Data tied to figure images
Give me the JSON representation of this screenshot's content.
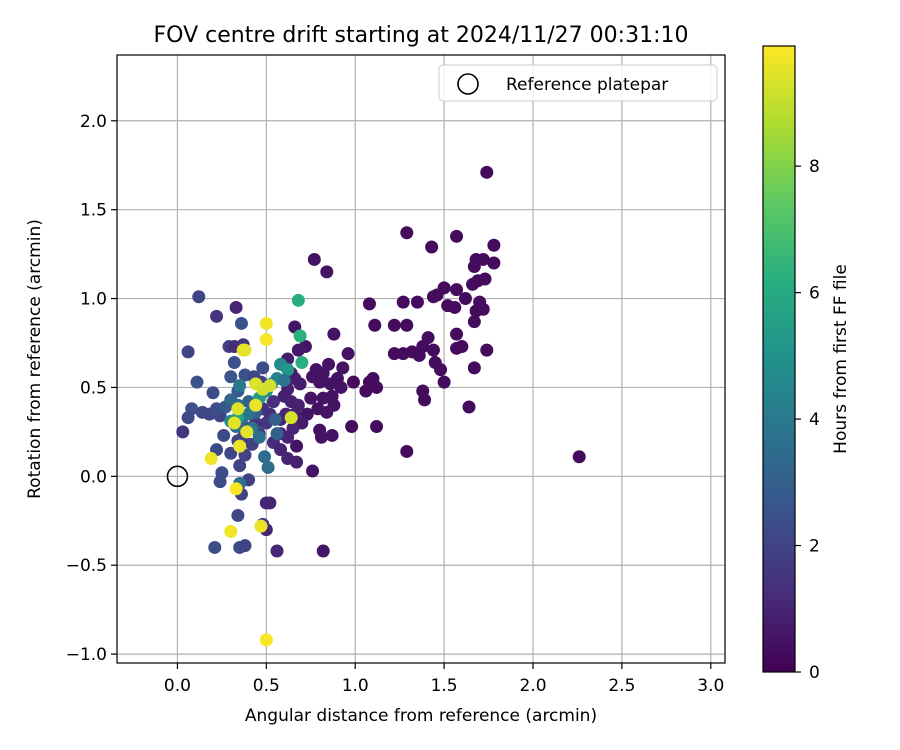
{
  "chart_data": {
    "type": "scatter",
    "title": "FOV centre drift starting at 2024/11/27 00:31:10",
    "xlabel": "Angular distance from reference (arcmin)",
    "ylabel": "Rotation from reference (arcmin)",
    "xlim": [
      -0.34,
      3.08
    ],
    "ylim": [
      -1.05,
      2.37
    ],
    "xticks": [
      0.0,
      0.5,
      1.0,
      1.5,
      2.0,
      2.5,
      3.0
    ],
    "xtick_labels": [
      "0.0",
      "0.5",
      "1.0",
      "1.5",
      "2.0",
      "2.5",
      "3.0"
    ],
    "yticks": [
      -1.0,
      -0.5,
      0.0,
      0.5,
      1.0,
      1.5,
      2.0
    ],
    "ytick_labels": [
      "−1.0",
      "−0.5",
      "0.0",
      "0.5",
      "1.0",
      "1.5",
      "2.0"
    ],
    "grid": true,
    "legend": {
      "position": "top-right",
      "entries": [
        "Reference platepar"
      ]
    },
    "reference_point": {
      "x": 0.0,
      "y": 0.0
    },
    "colorbar": {
      "label": "Hours from first FF file",
      "min": 0,
      "max": 9.9,
      "colormap": "viridis",
      "ticks": [
        0,
        2,
        4,
        6,
        8
      ],
      "tick_labels": [
        "0",
        "2",
        "4",
        "6",
        "8"
      ]
    },
    "points": [
      {
        "x": 1.74,
        "y": 1.71,
        "c": 0.3
      },
      {
        "x": 1.29,
        "y": 1.37,
        "c": 0.3
      },
      {
        "x": 1.57,
        "y": 1.35,
        "c": 0.3
      },
      {
        "x": 1.43,
        "y": 1.29,
        "c": 0.3
      },
      {
        "x": 1.78,
        "y": 1.3,
        "c": 0.3
      },
      {
        "x": 1.68,
        "y": 1.22,
        "c": 0.3
      },
      {
        "x": 1.72,
        "y": 1.22,
        "c": 0.3
      },
      {
        "x": 1.78,
        "y": 1.2,
        "c": 0.3
      },
      {
        "x": 1.67,
        "y": 1.18,
        "c": 0.3
      },
      {
        "x": 1.69,
        "y": 1.1,
        "c": 0.3
      },
      {
        "x": 1.73,
        "y": 1.11,
        "c": 0.3
      },
      {
        "x": 1.66,
        "y": 1.08,
        "c": 0.3
      },
      {
        "x": 1.57,
        "y": 1.05,
        "c": 0.3
      },
      {
        "x": 1.5,
        "y": 1.06,
        "c": 0.3
      },
      {
        "x": 1.62,
        "y": 1.0,
        "c": 0.3
      },
      {
        "x": 1.7,
        "y": 0.98,
        "c": 0.3
      },
      {
        "x": 1.46,
        "y": 1.02,
        "c": 0.3
      },
      {
        "x": 1.44,
        "y": 1.01,
        "c": 0.3
      },
      {
        "x": 1.52,
        "y": 0.96,
        "c": 0.3
      },
      {
        "x": 1.56,
        "y": 0.95,
        "c": 0.3
      },
      {
        "x": 1.68,
        "y": 0.93,
        "c": 0.3
      },
      {
        "x": 1.72,
        "y": 0.94,
        "c": 0.3
      },
      {
        "x": 1.67,
        "y": 0.87,
        "c": 0.3
      },
      {
        "x": 1.35,
        "y": 0.98,
        "c": 0.3
      },
      {
        "x": 1.27,
        "y": 0.98,
        "c": 0.3
      },
      {
        "x": 1.08,
        "y": 0.97,
        "c": 0.3
      },
      {
        "x": 1.57,
        "y": 0.8,
        "c": 0.3
      },
      {
        "x": 1.41,
        "y": 0.78,
        "c": 0.3
      },
      {
        "x": 1.38,
        "y": 0.73,
        "c": 0.3
      },
      {
        "x": 1.57,
        "y": 0.72,
        "c": 0.3
      },
      {
        "x": 1.6,
        "y": 0.73,
        "c": 0.3
      },
      {
        "x": 1.74,
        "y": 0.71,
        "c": 0.3
      },
      {
        "x": 1.44,
        "y": 0.71,
        "c": 0.3
      },
      {
        "x": 1.36,
        "y": 0.68,
        "c": 0.3
      },
      {
        "x": 1.32,
        "y": 0.7,
        "c": 0.3
      },
      {
        "x": 1.27,
        "y": 0.69,
        "c": 0.3
      },
      {
        "x": 1.22,
        "y": 0.69,
        "c": 0.3
      },
      {
        "x": 1.22,
        "y": 0.85,
        "c": 0.3
      },
      {
        "x": 1.29,
        "y": 0.85,
        "c": 0.3
      },
      {
        "x": 1.11,
        "y": 0.85,
        "c": 0.3
      },
      {
        "x": 1.67,
        "y": 0.61,
        "c": 0.3
      },
      {
        "x": 1.48,
        "y": 0.6,
        "c": 0.3
      },
      {
        "x": 1.45,
        "y": 0.64,
        "c": 0.3
      },
      {
        "x": 1.5,
        "y": 0.53,
        "c": 0.3
      },
      {
        "x": 1.38,
        "y": 0.48,
        "c": 0.3
      },
      {
        "x": 1.39,
        "y": 0.43,
        "c": 0.3
      },
      {
        "x": 1.64,
        "y": 0.39,
        "c": 0.3
      },
      {
        "x": 2.26,
        "y": 0.11,
        "c": 0.3
      },
      {
        "x": 1.29,
        "y": 0.14,
        "c": 0.3
      },
      {
        "x": 1.12,
        "y": 0.28,
        "c": 0.3
      },
      {
        "x": 1.1,
        "y": 0.55,
        "c": 0.3
      },
      {
        "x": 1.08,
        "y": 0.53,
        "c": 0.3
      },
      {
        "x": 1.12,
        "y": 0.5,
        "c": 0.3
      },
      {
        "x": 1.06,
        "y": 0.48,
        "c": 0.3
      },
      {
        "x": 0.99,
        "y": 0.53,
        "c": 0.3
      },
      {
        "x": 0.98,
        "y": 0.28,
        "c": 0.3
      },
      {
        "x": 0.96,
        "y": 0.69,
        "c": 0.5
      },
      {
        "x": 0.88,
        "y": 0.8,
        "c": 0.5
      },
      {
        "x": 0.84,
        "y": 1.15,
        "c": 0.5
      },
      {
        "x": 0.77,
        "y": 1.22,
        "c": 0.5
      },
      {
        "x": 0.93,
        "y": 0.61,
        "c": 0.5
      },
      {
        "x": 0.85,
        "y": 0.63,
        "c": 0.5
      },
      {
        "x": 0.82,
        "y": 0.58,
        "c": 0.5
      },
      {
        "x": 0.78,
        "y": 0.6,
        "c": 0.5
      },
      {
        "x": 0.76,
        "y": 0.56,
        "c": 0.5
      },
      {
        "x": 0.8,
        "y": 0.53,
        "c": 0.5
      },
      {
        "x": 0.86,
        "y": 0.52,
        "c": 0.5
      },
      {
        "x": 0.9,
        "y": 0.55,
        "c": 0.5
      },
      {
        "x": 0.92,
        "y": 0.5,
        "c": 0.5
      },
      {
        "x": 0.87,
        "y": 0.45,
        "c": 0.5
      },
      {
        "x": 0.82,
        "y": 0.44,
        "c": 0.5
      },
      {
        "x": 0.75,
        "y": 0.44,
        "c": 0.5
      },
      {
        "x": 0.79,
        "y": 0.38,
        "c": 0.5
      },
      {
        "x": 0.84,
        "y": 0.36,
        "c": 0.5
      },
      {
        "x": 0.88,
        "y": 0.4,
        "c": 0.5
      },
      {
        "x": 0.73,
        "y": 0.35,
        "c": 0.5
      },
      {
        "x": 0.8,
        "y": 0.26,
        "c": 0.5
      },
      {
        "x": 0.81,
        "y": 0.22,
        "c": 0.5
      },
      {
        "x": 0.87,
        "y": 0.23,
        "c": 0.5
      },
      {
        "x": 0.67,
        "y": 0.17,
        "c": 0.5
      },
      {
        "x": 0.76,
        "y": 0.03,
        "c": 0.5
      },
      {
        "x": 0.82,
        "y": -0.42,
        "c": 0.6
      },
      {
        "x": 0.66,
        "y": 0.84,
        "c": 0.6
      },
      {
        "x": 0.72,
        "y": 0.73,
        "c": 0.6
      },
      {
        "x": 0.68,
        "y": 0.71,
        "c": 0.7
      },
      {
        "x": 0.62,
        "y": 0.66,
        "c": 0.8
      },
      {
        "x": 0.64,
        "y": 0.58,
        "c": 0.8
      },
      {
        "x": 0.66,
        "y": 0.55,
        "c": 0.8
      },
      {
        "x": 0.69,
        "y": 0.52,
        "c": 0.8
      },
      {
        "x": 0.62,
        "y": 0.49,
        "c": 0.9
      },
      {
        "x": 0.6,
        "y": 0.45,
        "c": 0.9
      },
      {
        "x": 0.64,
        "y": 0.42,
        "c": 0.9
      },
      {
        "x": 0.68,
        "y": 0.4,
        "c": 0.9
      },
      {
        "x": 0.66,
        "y": 0.35,
        "c": 0.9
      },
      {
        "x": 0.61,
        "y": 0.35,
        "c": 1.0
      },
      {
        "x": 0.58,
        "y": 0.32,
        "c": 1.0
      },
      {
        "x": 0.7,
        "y": 0.3,
        "c": 0.8
      },
      {
        "x": 0.65,
        "y": 0.27,
        "c": 1.0
      },
      {
        "x": 0.58,
        "y": 0.24,
        "c": 1.0
      },
      {
        "x": 0.62,
        "y": 0.22,
        "c": 1.0
      },
      {
        "x": 0.54,
        "y": 0.19,
        "c": 1.2
      },
      {
        "x": 0.58,
        "y": 0.15,
        "c": 1.0
      },
      {
        "x": 0.62,
        "y": 0.1,
        "c": 1.0
      },
      {
        "x": 0.67,
        "y": 0.08,
        "c": 0.9
      },
      {
        "x": 0.5,
        "y": -0.15,
        "c": 1.0
      },
      {
        "x": 0.52,
        "y": -0.15,
        "c": 1.0
      },
      {
        "x": 0.5,
        "y": -0.3,
        "c": 1.0
      },
      {
        "x": 0.56,
        "y": -0.42,
        "c": 1.0
      },
      {
        "x": 0.54,
        "y": 0.42,
        "c": 1.3
      },
      {
        "x": 0.52,
        "y": 0.35,
        "c": 1.3
      },
      {
        "x": 0.48,
        "y": 0.38,
        "c": 1.4
      },
      {
        "x": 0.5,
        "y": 0.3,
        "c": 1.5
      },
      {
        "x": 0.44,
        "y": 0.3,
        "c": 1.6
      },
      {
        "x": 0.46,
        "y": 0.24,
        "c": 1.7
      },
      {
        "x": 0.4,
        "y": 0.27,
        "c": 1.7
      },
      {
        "x": 0.37,
        "y": 0.22,
        "c": 1.8
      },
      {
        "x": 0.34,
        "y": 0.2,
        "c": 1.9
      },
      {
        "x": 0.42,
        "y": 0.18,
        "c": 1.8
      },
      {
        "x": 0.38,
        "y": 0.12,
        "c": 2.0
      },
      {
        "x": 0.35,
        "y": 0.06,
        "c": 2.0
      },
      {
        "x": 0.3,
        "y": 0.13,
        "c": 2.1
      },
      {
        "x": 0.26,
        "y": 0.23,
        "c": 2.2
      },
      {
        "x": 0.22,
        "y": 0.15,
        "c": 2.2
      },
      {
        "x": 0.25,
        "y": 0.02,
        "c": 2.3
      },
      {
        "x": 0.24,
        "y": -0.03,
        "c": 2.3
      },
      {
        "x": 0.21,
        "y": -0.4,
        "c": 2.3
      },
      {
        "x": 0.35,
        "y": -0.4,
        "c": 2.2
      },
      {
        "x": 0.38,
        "y": -0.39,
        "c": 2.0
      },
      {
        "x": 0.34,
        "y": -0.22,
        "c": 2.1
      },
      {
        "x": 0.36,
        "y": -0.1,
        "c": 2.0
      },
      {
        "x": 0.4,
        "y": -0.02,
        "c": 1.8
      },
      {
        "x": 0.48,
        "y": -0.27,
        "c": 1.6
      },
      {
        "x": 0.06,
        "y": 0.7,
        "c": 2.0
      },
      {
        "x": 0.12,
        "y": 1.01,
        "c": 2.0
      },
      {
        "x": 0.22,
        "y": 0.9,
        "c": 1.5
      },
      {
        "x": 0.33,
        "y": 0.95,
        "c": 1.0
      },
      {
        "x": 0.36,
        "y": 0.86,
        "c": 2.5
      },
      {
        "x": 0.29,
        "y": 0.73,
        "c": 1.8
      },
      {
        "x": 0.32,
        "y": 0.73,
        "c": 1.2
      },
      {
        "x": 0.37,
        "y": 0.74,
        "c": 1.5
      },
      {
        "x": 0.32,
        "y": 0.64,
        "c": 2.4
      },
      {
        "x": 0.38,
        "y": 0.57,
        "c": 2.4
      },
      {
        "x": 0.43,
        "y": 0.56,
        "c": 2.2
      },
      {
        "x": 0.48,
        "y": 0.61,
        "c": 2.3
      },
      {
        "x": 0.47,
        "y": 0.53,
        "c": 2.0
      },
      {
        "x": 0.3,
        "y": 0.56,
        "c": 2.6
      },
      {
        "x": 0.34,
        "y": 0.48,
        "c": 2.8
      },
      {
        "x": 0.2,
        "y": 0.47,
        "c": 2.3
      },
      {
        "x": 0.11,
        "y": 0.53,
        "c": 2.5
      },
      {
        "x": 0.08,
        "y": 0.38,
        "c": 2.4
      },
      {
        "x": 0.14,
        "y": 0.36,
        "c": 2.2
      },
      {
        "x": 0.18,
        "y": 0.35,
        "c": 2.1
      },
      {
        "x": 0.06,
        "y": 0.33,
        "c": 2.2
      },
      {
        "x": 0.03,
        "y": 0.25,
        "c": 1.5
      },
      {
        "x": 0.24,
        "y": 0.34,
        "c": 2.0
      },
      {
        "x": 0.22,
        "y": 0.38,
        "c": 2.3
      },
      {
        "x": 0.27,
        "y": 0.39,
        "c": 2.7
      },
      {
        "x": 0.3,
        "y": 0.43,
        "c": 3.3
      },
      {
        "x": 0.34,
        "y": 0.4,
        "c": 3.5
      },
      {
        "x": 0.4,
        "y": 0.42,
        "c": 3.2
      },
      {
        "x": 0.44,
        "y": 0.36,
        "c": 3.0
      },
      {
        "x": 0.36,
        "y": 0.32,
        "c": 3.3
      },
      {
        "x": 0.33,
        "y": 0.28,
        "c": 3.6
      },
      {
        "x": 0.4,
        "y": 0.35,
        "c": 3.8
      },
      {
        "x": 0.46,
        "y": 0.44,
        "c": 5.4
      },
      {
        "x": 0.5,
        "y": 0.48,
        "c": 5.0
      },
      {
        "x": 0.53,
        "y": 0.52,
        "c": 4.6
      },
      {
        "x": 0.56,
        "y": 0.55,
        "c": 4.4
      },
      {
        "x": 0.58,
        "y": 0.63,
        "c": 4.8
      },
      {
        "x": 0.62,
        "y": 0.6,
        "c": 5.2
      },
      {
        "x": 0.6,
        "y": 0.54,
        "c": 3.8
      },
      {
        "x": 0.7,
        "y": 0.64,
        "c": 6.2
      },
      {
        "x": 0.68,
        "y": 0.99,
        "c": 6.1
      },
      {
        "x": 0.69,
        "y": 0.79,
        "c": 6.3
      },
      {
        "x": 0.35,
        "y": 0.51,
        "c": 4.0
      },
      {
        "x": 0.34,
        "y": 0.33,
        "c": 5.6
      },
      {
        "x": 0.3,
        "y": 0.31,
        "c": 4.8
      },
      {
        "x": 0.46,
        "y": 0.22,
        "c": 3.5
      },
      {
        "x": 0.49,
        "y": 0.11,
        "c": 3.5
      },
      {
        "x": 0.51,
        "y": 0.05,
        "c": 3.5
      },
      {
        "x": 0.35,
        "y": -0.04,
        "c": 3.6
      },
      {
        "x": 0.42,
        "y": 0.27,
        "c": 3.8
      },
      {
        "x": 0.55,
        "y": 0.32,
        "c": 3.0
      },
      {
        "x": 0.56,
        "y": 0.24,
        "c": 3.0
      },
      {
        "x": 0.37,
        "y": 0.71,
        "c": 9.6
      },
      {
        "x": 0.5,
        "y": 0.86,
        "c": 9.7
      },
      {
        "x": 0.5,
        "y": 0.77,
        "c": 9.8
      },
      {
        "x": 0.38,
        "y": 0.71,
        "c": 9.5
      },
      {
        "x": 0.34,
        "y": 0.38,
        "c": 9.4
      },
      {
        "x": 0.44,
        "y": 0.52,
        "c": 9.4
      },
      {
        "x": 0.52,
        "y": 0.51,
        "c": 9.3
      },
      {
        "x": 0.48,
        "y": 0.49,
        "c": 9.2
      },
      {
        "x": 0.44,
        "y": 0.4,
        "c": 9.6
      },
      {
        "x": 0.32,
        "y": 0.3,
        "c": 9.5
      },
      {
        "x": 0.35,
        "y": 0.17,
        "c": 9.6
      },
      {
        "x": 0.19,
        "y": 0.1,
        "c": 9.7
      },
      {
        "x": 0.33,
        "y": -0.07,
        "c": 9.8
      },
      {
        "x": 0.3,
        "y": -0.31,
        "c": 9.7
      },
      {
        "x": 0.47,
        "y": -0.28,
        "c": 9.6
      },
      {
        "x": 0.5,
        "y": -0.92,
        "c": 9.8
      },
      {
        "x": 0.64,
        "y": 0.33,
        "c": 9.3
      },
      {
        "x": 0.39,
        "y": 0.25,
        "c": 9.5
      }
    ]
  }
}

### [WORK INSTRUCTIONS]
Lines holding the word "arcmin" in the entries above are the ones to pull out. Copy them all.

### [CORRECT ANSWER]
    "xlabel": "Angular distance from reference (arcmin)",
    "ylabel": "Rotation from reference (arcmin)",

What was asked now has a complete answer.